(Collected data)
[START]
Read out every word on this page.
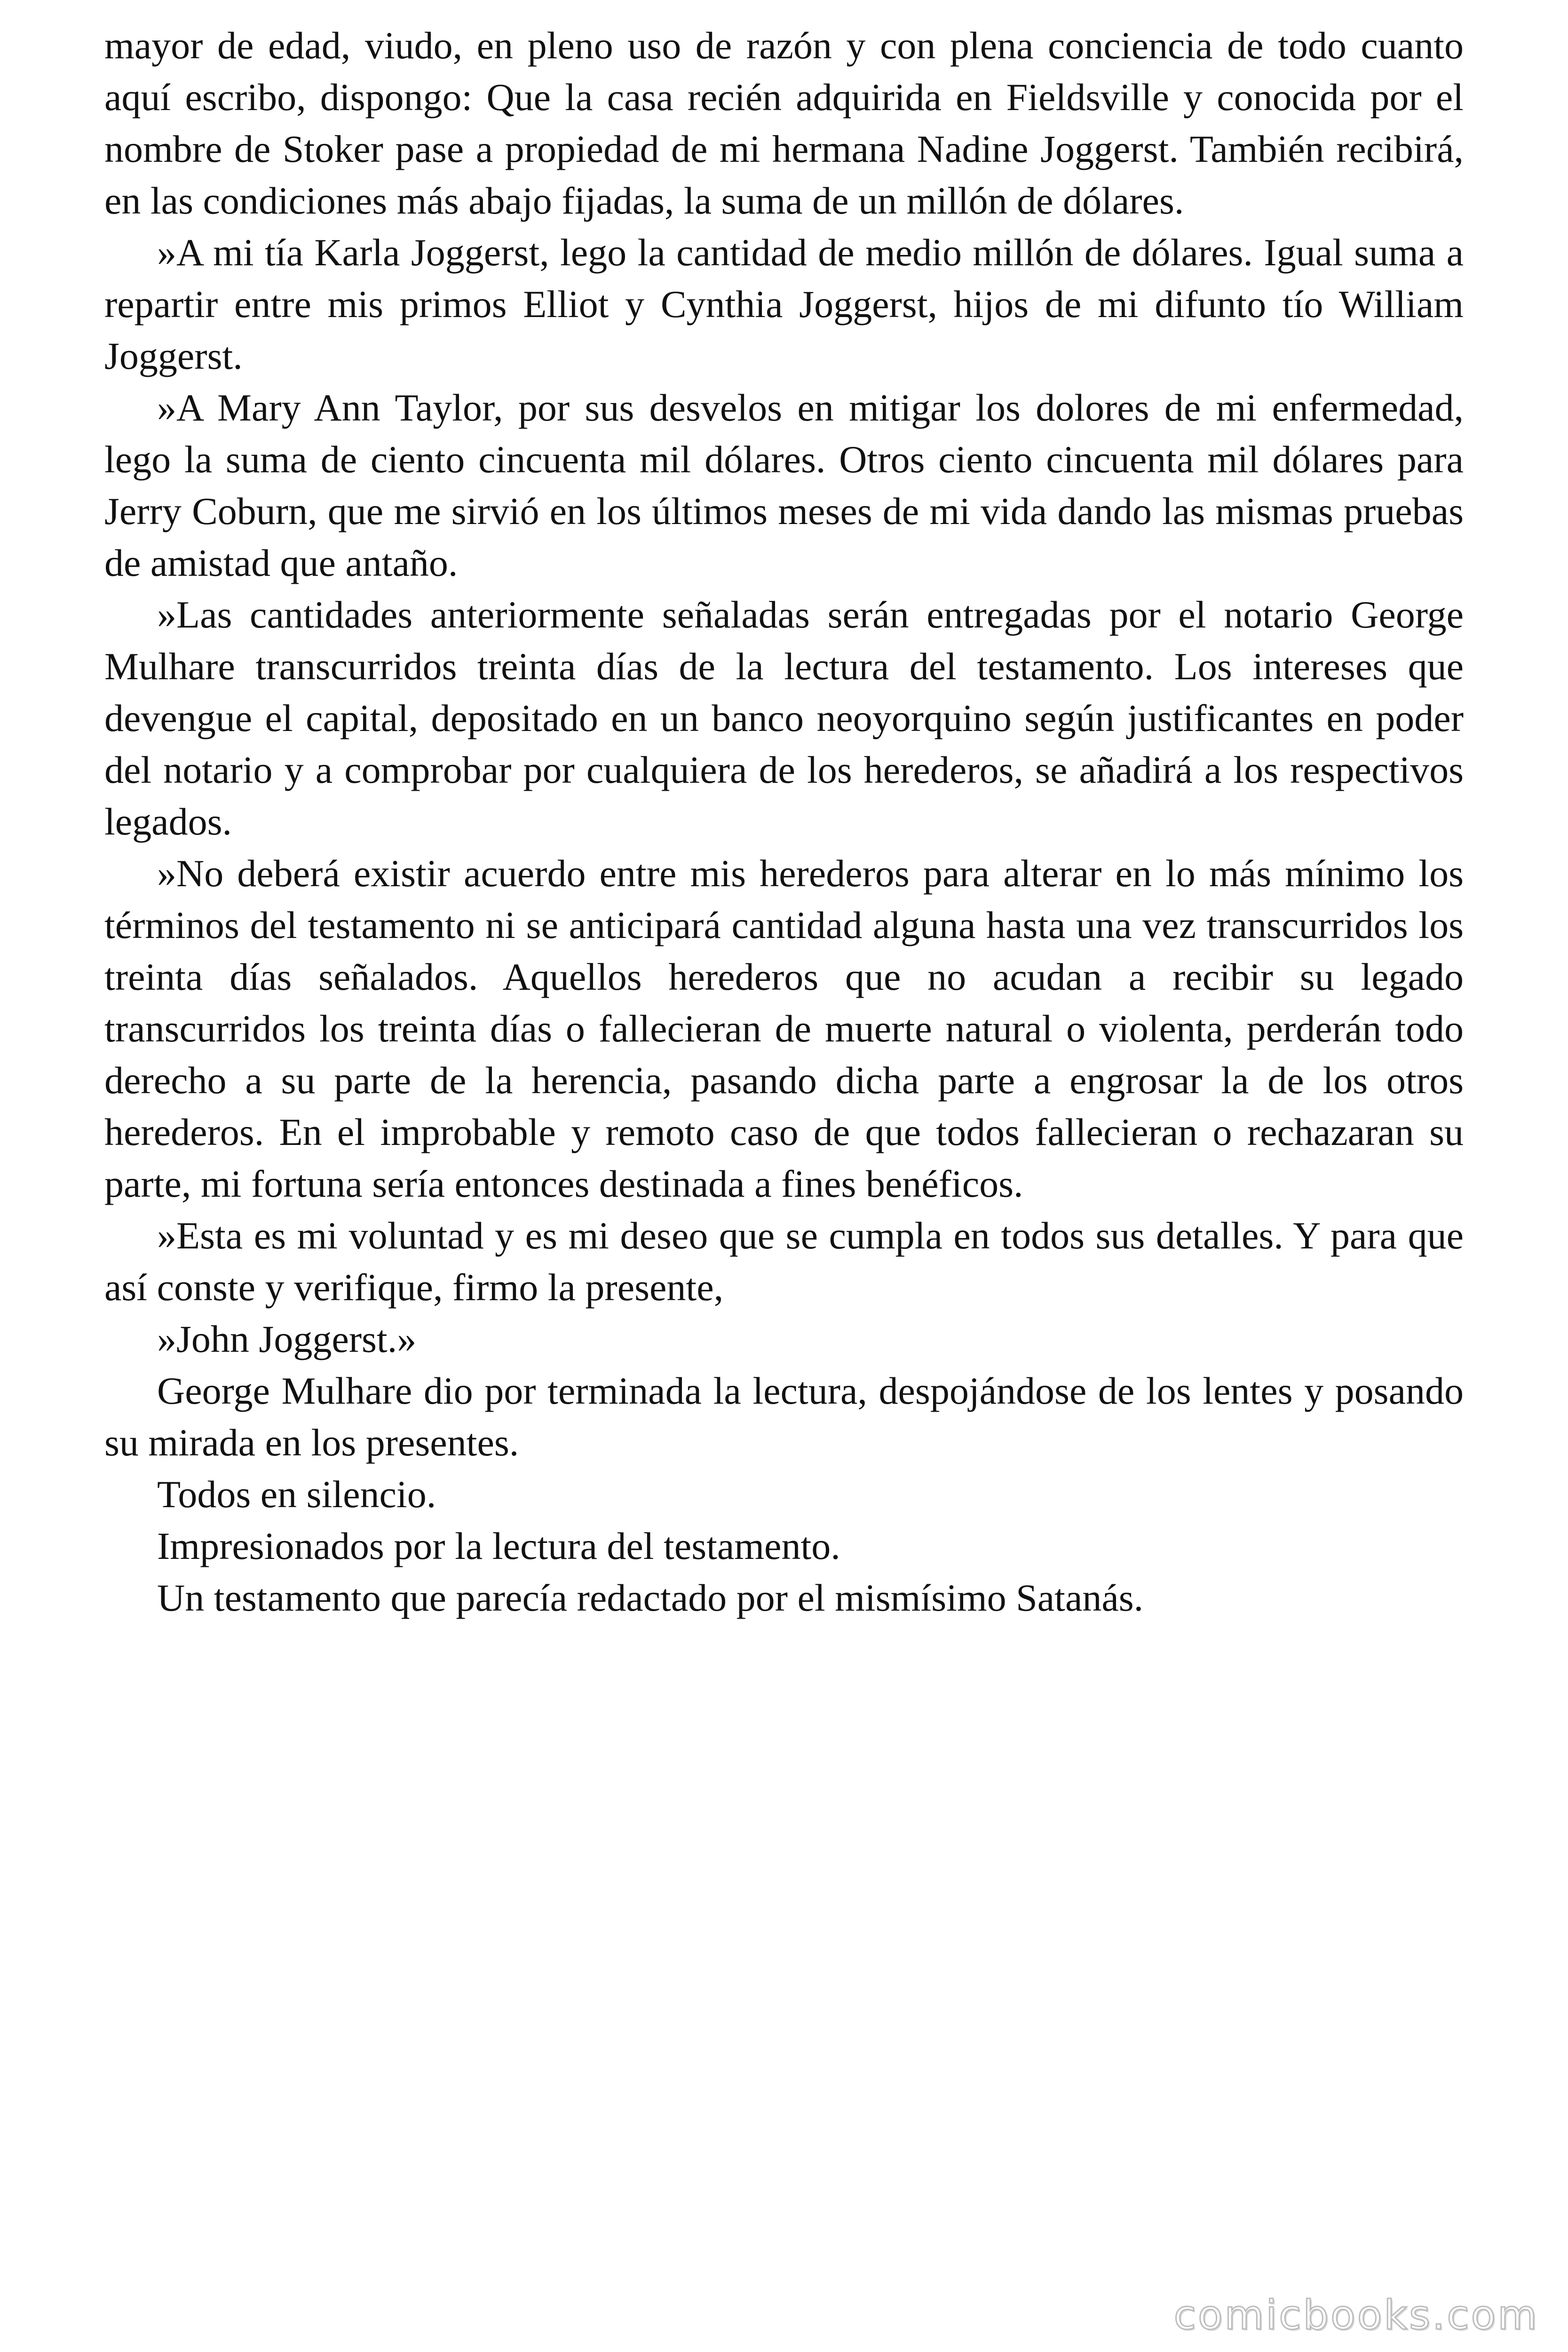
mayor de edad, viudo, en pleno uso de razón y con plena conciencia de todo cuanto aquí escribo, dispongo: Que la casa recién adquirida en Fieldsville y conocida por el nombre de Stoker pase a propiedad de mi hermana Nadine Joggerst. También recibirá, en las condiciones más abajo fijadas, la suma de un millón de dólares.

»A mi tía Karla Joggerst, lego la cantidad de medio millón de dólares. Igual suma a repartir entre mis primos Elliot y Cynthia Joggerst, hijos de mi difunto tío William Joggerst.

»A Mary Ann Taylor, por sus desvelos en mitigar los dolores de mi enfermedad, lego la suma de ciento cincuenta mil dólares. Otros ciento cincuenta mil dólares para Jerry Coburn, que me sirvió en los últimos meses de mi vida dando las mismas pruebas de amistad que antaño.

»Las cantidades anteriormente señaladas serán entregadas por el notario George Mulhare transcurridos treinta días de la lectura del testamento. Los intereses que devengue el capital, depositado en un banco neoyorquino según justificantes en poder del notario y a comprobar por cualquiera de los herederos, se añadirá a los respectivos legados.

»No deberá existir acuerdo entre mis herederos para alterar en lo más mínimo los términos del testamento ni se anticipará cantidad alguna hasta una vez transcurridos los treinta días señalados. Aquellos herederos que no acudan a recibir su legado transcurridos los treinta días o fallecieran de muerte natural o violenta, perderán todo derecho a su parte de la herencia, pasando dicha parte a engrosar la de los otros herederos. En el improbable y remoto caso de que todos fallecieran o rechazaran su parte, mi fortuna sería entonces destinada a fines benéficos.

»Esta es mi voluntad y es mi deseo que se cumpla en todos sus detalles. Y para que así conste y verifique, firmo la presente,

»John Joggerst.»

George Mulhare dio por terminada la lectura, despojándose de los lentes y posando su mirada en los presentes.

Todos en silencio.

Impresionados por la lectura del testamento.

Un testamento que parecía redactado por el mismísimo Satanás.

comicbooks.com
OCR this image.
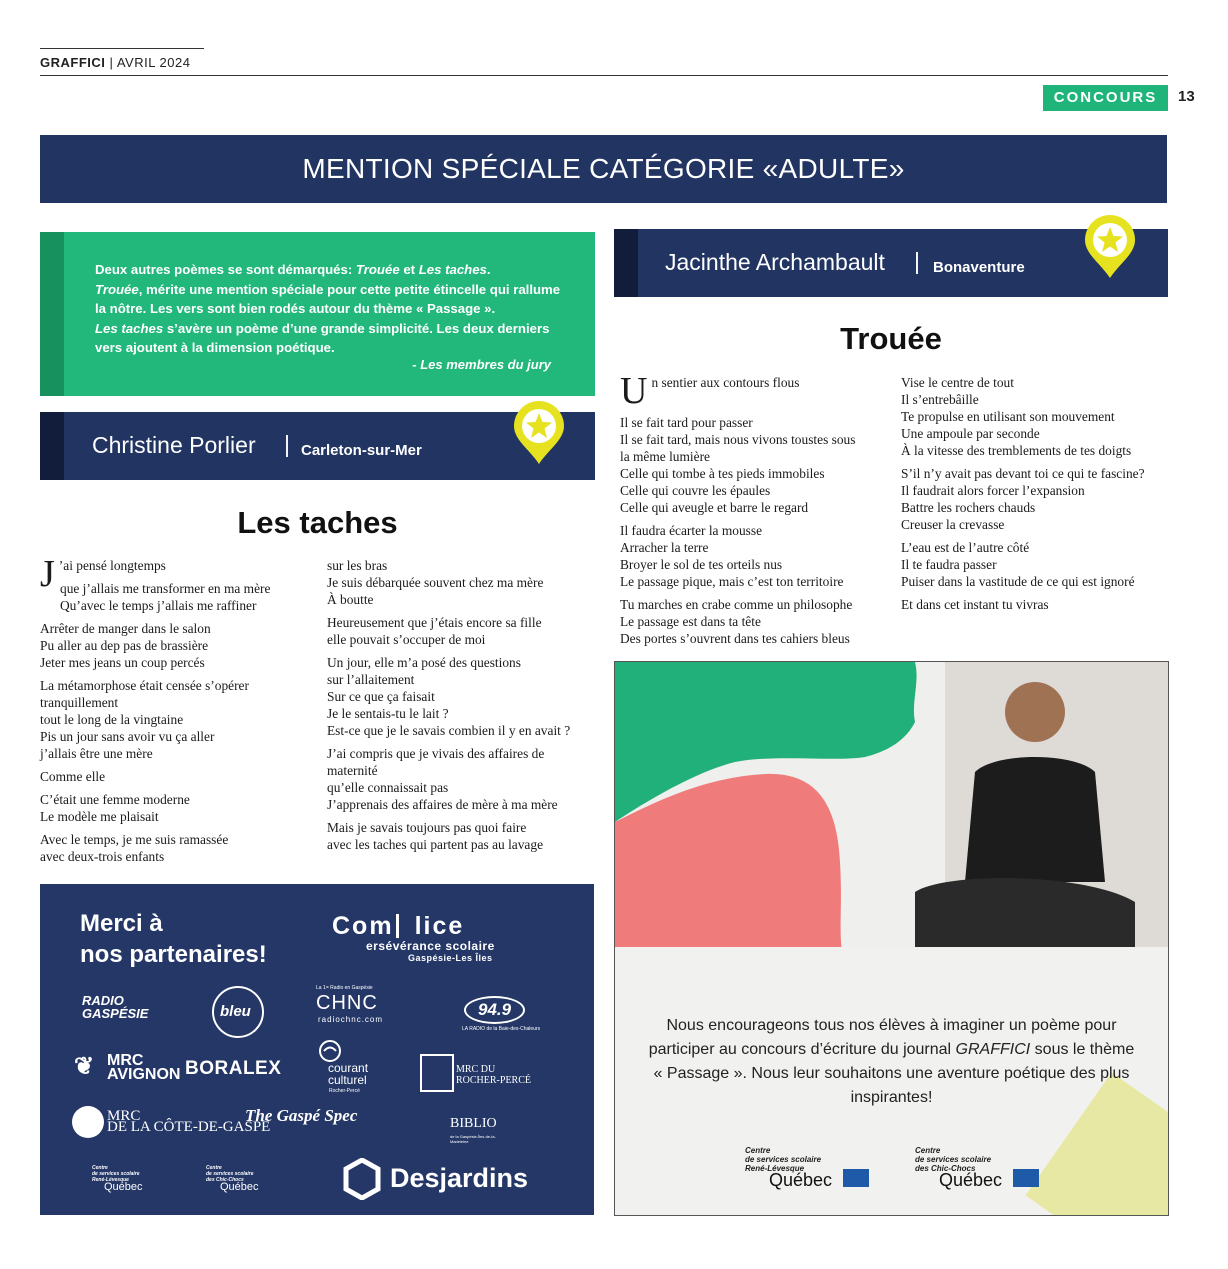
GRAFFICI | AVRIL 2024
CONCOURS	13
MENTION SPÉCIALE CATÉGORIE «ADULTE»
Deux autres poèmes se sont démarqués: Trouée et Les taches.
Trouée, mérite une mention spéciale pour cette petite étincelle qui rallume la nôtre. Les vers sont bien rodés autour du thème « Passage ».
Les taches s’avère un poème d’une grande simplicité. Les deux derniers vers ajoutent à la dimension poétique.
- Les membres du jury
Christine Porlier | Carleton-sur-Mer
Jacinthe Archambault | Bonaventure
Les taches

J ’ai pensé longtemps

que j’allais me transformer en ma mère
Qu’avec le temps j’allais me raffiner

Arrêter de manger dans le salon
Pu aller au dep pas de brassière
Jeter mes jeans un coup percés

La métamorphose était censée s’opérer
tranquillement
tout le long de la vingtaine
Pis un jour sans avoir vu ça aller
j’allais être une mère

Comme elle

C’était une femme moderne
Le modèle me plaisait

Avec le temps, je me suis ramassée
avec deux-trois enfants

sur les bras
Je suis débarquée souvent chez ma mère
À boutte

Heureusement que j’étais encore sa fille
elle pouvait s’occuper de moi

Un jour, elle m’a posé des questions
sur l’allaitement
Sur ce que ça faisait
Je le sentais-tu le lait ?
Est-ce que je le savais combien il y en avait ?

J’ai compris que je vivais des affaires de
maternité
qu’elle connaissait pas
J’apprenais des affaires de mère à ma mère

Mais je savais toujours pas quoi faire
avec les taches qui partent pas au lavage

Trouée

Un sentier aux contours flous

Il se fait tard pour passer
Il se fait tard, mais nous vivons toustes sous
la même lumière
Celle qui tombe à tes pieds immobiles
Celle qui couvre les épaules
Celle qui aveugle et barre le regard

Il faudra écarter la mousse
Arracher la terre
Broyer le sol de tes orteils nus
Le passage pique, mais c’est ton territoire

Tu marches en crabe comme un philosophe
Le passage est dans ta tête
Des portes s’ouvrent dans tes cahiers bleus

Vise le centre de tout
Il s’entrebâille
Te propulse en utilisant son mouvement
Une ampoule par seconde
À la vitesse des tremblements de tes doigts

S’il n’y avait pas devant toi ce qui te fascine?
Il faudrait alors forcer l’expansion
Battre les rochers chauds
Creuser la crevasse

L’eau est de l’autre côté
Il te faudra passer
Puiser dans la vastitude de ce qui est ignoré

Et dans cet instant tu vivras

Merci à
nos partenaires!
Com lice
ersévérance scolaire
Gaspésie-Les Îles
RADIO
GASPÉSIE	bleu
La 1ʳᵉ Radio en Gaspésie
CHNC
radiochnc.com
94.9
LA RADIO de la Baie-des-Chaleurs
❦ MRC
AVIGNON BORALEX	courant
culturel
Rocher-Percé
MRC DU
ROCHER-PERCÉ
MRC
DE LA CÔTE-DE-GASPÉ
The Gaspé Spec	BIBLIO
de la Gaspésie-Îles-de-la-Madeleine
Centre
de services scolaire
René-Lévesque
Québec
Centre
de services scolaire
des Chic-Chocs
Québec	Desjardins
Nous encourageons tous nos élèves à imaginer un poème pour participer au concours d’écriture du journal GRAFFICI sous le thème « Passage ». Nous leur souhaitons une aventure poétique des plus inspirantes!
Centre
de services scolaire
René-Lévesque
Québec
Centre
de services scolaire
des Chic-Chocs
Québec
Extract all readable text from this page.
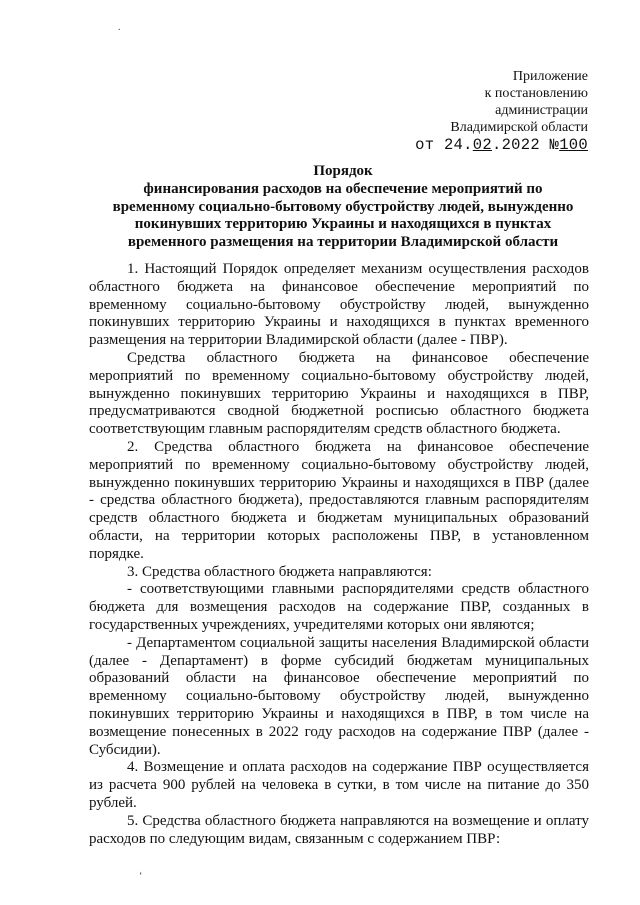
.
Приложение
к постановлению
администрации
Владимирской области
от 24.02.2022 №100
Порядок
финансирования расходов на обеспечение мероприятий по
временному социально-бытовому обустройству людей, вынужденно
покинувших территорию Украины и находящихся в пунктах
временного размещения на территории Владимирской области

1. Настоящий Порядок определяет механизм осуществления расходов областного бюджета на финансовое обеспечение мероприятий по временному социально-бытовому обустройству людей, вынужденно покинувших территорию Украины и находящихся в пунктах временного размещения на территории Владимирской области (далее - ПВР).

Средства областного бюджета на финансовое обеспечение мероприятий по временному социально-бытовому обустройству людей, вынужденно покинувших территорию Украины и находящихся в ПВР, предусматриваются сводной бюджетной росписью областного бюджета соответствующим главным распорядителям средств областного бюджета.

2. Средства областного бюджета на финансовое обеспечение мероприятий по временному социально-бытовому обустройству людей, вынужденно покинувших территорию Украины и находящихся в ПВР (далее - средства областного бюджета), предоставляются главным распорядителям средств областного бюджета и бюджетам муниципальных образований области, на территории которых расположены ПВР, в установленном порядке.

3. Средства областного бюджета направляются:

- соответствующими главными распорядителями средств областного бюджета для возмещения расходов на содержание ПВР, созданных в государственных учреждениях, учредителями которых они являются;

- Департаментом социальной защиты населения Владимирской области (далее - Департамент) в форме субсидий бюджетам муниципальных образований области на финансовое обеспечение мероприятий по временному социально-бытовому обустройству людей, вынужденно покинувших территорию Украины и находящихся в ПВР, в том числе на возмещение понесенных в 2022 году расходов на содержание ПВР (далее - Субсидии).

4. Возмещение и оплата расходов на содержание ПВР осуществляется из расчета 900 рублей на человека в сутки, в том числе на питание до 350 рублей.

5. Средства областного бюджета направляются на возмещение и оплату расходов по следующим видам, связанным с содержанием ПВР:

‘
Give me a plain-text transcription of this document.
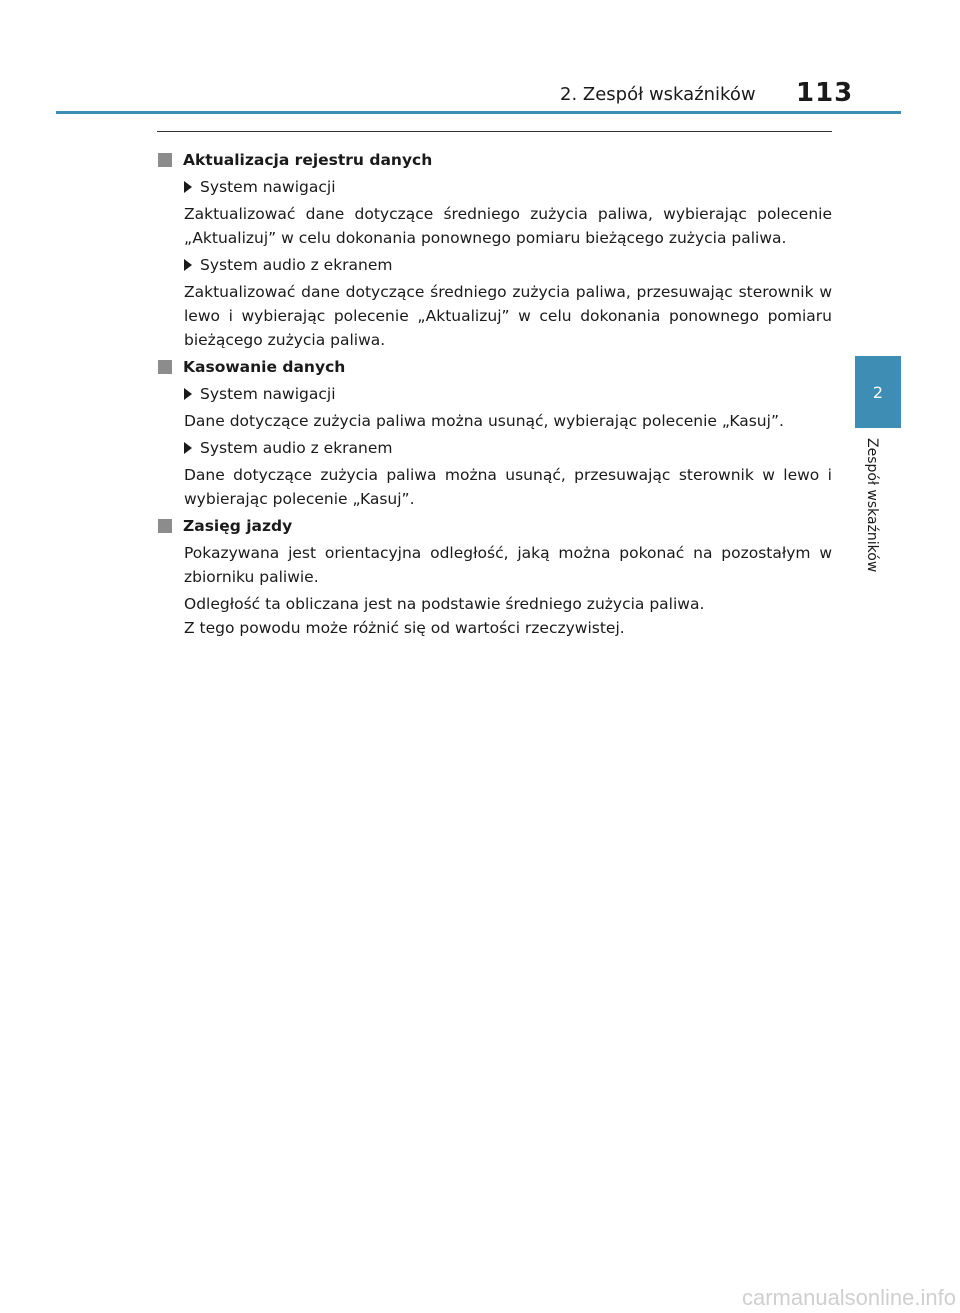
2. Zespół wskaźników 113
2
Zespół wskaźników
Aktualizacja rejestru danych
System nawigacji
Zaktualizować dane dotyczące średniego zużycia paliwa, wybierając polecenie „Aktualizuj” w celu dokonania ponownego pomiaru bieżącego zużycia paliwa.
System audio z ekranem
Zaktualizować dane dotyczące średniego zużycia paliwa, przesuwając sterownik w lewo i wybierając polecenie „Aktualizuj” w celu dokonania ponownego pomiaru bieżącego zużycia paliwa.
Kasowanie danych
System nawigacji
Dane dotyczące zużycia paliwa można usunąć, wybierając polecenie „Kasuj”.
System audio z ekranem
Dane dotyczące zużycia paliwa można usunąć, przesuwając sterownik w lewo i wybierając polecenie „Kasuj”.
Zasięg jazdy
Pokazywana jest orientacyjna odległość, jaką można pokonać na pozostałym w zbiorniku paliwie.
Odległość ta obliczana jest na podstawie średniego zużycia paliwa.
Z tego powodu może różnić się od wartości rzeczywistej.
carmanualsonline.info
[END]
Select the lines in this material that hold the word "aller", leaving none out.

Pu aller au dep pas de brassière
Pis un jour sans avoir vu ça aller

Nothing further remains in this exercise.